● PROBLEM DESCRIPTION
Repeat the material below word for word and leave out all pictures.
===== DATASET RECORDS =====
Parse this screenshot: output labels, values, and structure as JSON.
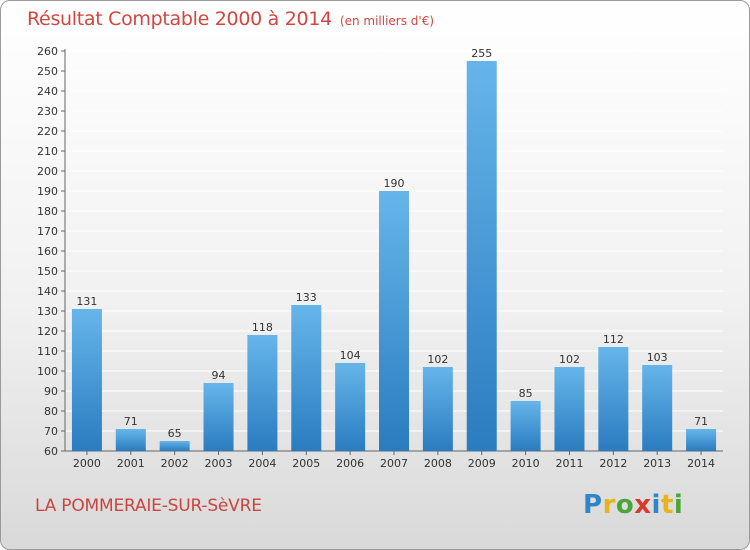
{
  "header": {
    "title": "Résultat Comptable 2000 à 2014",
    "unit": "(en milliers d'€)"
  },
  "footer": {
    "commune": "LA POMMERAIE-SUR-SèVRE",
    "logo": "Proxiti",
    "logo_colors": [
      "#2e86c7",
      "#e8b31a",
      "#4ba63a",
      "#d93a2f",
      "#2e86c7",
      "#e8b31a",
      "#4ba63a"
    ]
  },
  "colors": {
    "bar_light": "#66b5ea",
    "bar_dark": "#2a7cc0",
    "axis": "#666666",
    "grid": "#ffffff",
    "title": "#d2463f"
  },
  "chart_data": {
    "type": "bar",
    "title": "Résultat Comptable 2000 à 2014",
    "ylabel": "(en milliers d'€)",
    "xlabel": "",
    "categories": [
      "2000",
      "2001",
      "2002",
      "2003",
      "2004",
      "2005",
      "2006",
      "2007",
      "2008",
      "2009",
      "2010",
      "2011",
      "2012",
      "2013",
      "2014"
    ],
    "values": [
      131,
      71,
      65,
      94,
      118,
      133,
      104,
      190,
      102,
      255,
      85,
      102,
      112,
      103,
      71
    ],
    "ylim": [
      60,
      260
    ],
    "ytick_step": 10,
    "grid": true
  }
}
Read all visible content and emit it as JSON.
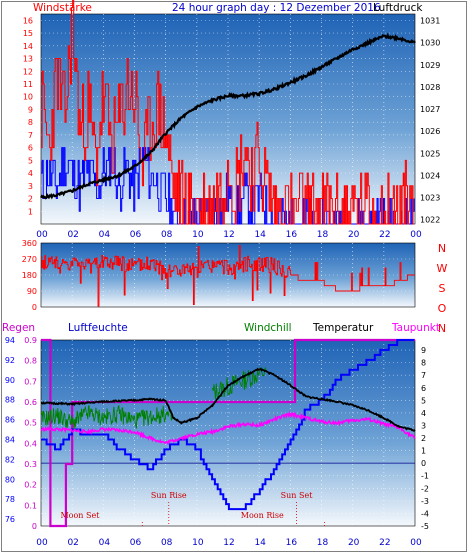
=====
● EXERCISE OUTPUT
Parse this screenshot: output labels, values, and structure as JSON.
{
  "header": {
    "title": "Résultat Comptable 2000 à 2014",
    "unit": "(en milliers d'€)"
  },
  "footer": {
    "commune": "LA POMMERAIE-SUR-SèVRE",
    "logo": "Proxiti",
    "logo_colors": [
      "#2e86c7",
      "#e8b31a",
      "#4ba63a",
      "#d93a2f",
      "#2e86c7",
      "#e8b31a",
      "#4ba63a"
    ]
  },
  "colors": {
    "bar_light": "#66b5ea",
    "bar_dark": "#2a7cc0",
    "axis": "#666666",
    "grid": "#ffffff",
    "title": "#d2463f"
  },
  "chart_data": {
    "type": "bar",
    "title": "Résultat Comptable 2000 à 2014",
    "ylabel": "(en milliers d'€)",
    "xlabel": "",
    "categories": [
      "2000",
      "2001",
      "2002",
      "2003",
      "2004",
      "2005",
      "2006",
      "2007",
      "2008",
      "2009",
      "2010",
      "2011",
      "2012",
      "2013",
      "2014"
    ],
    "values": [
      131,
      71,
      65,
      94,
      118,
      133,
      104,
      190,
      102,
      255,
      85,
      102,
      112,
      103,
      71
    ],
    "ylim": [
      60,
      260
    ],
    "ytick_step": 10,
    "grid": true
  }
}
Read all visible content and emit it as JSON.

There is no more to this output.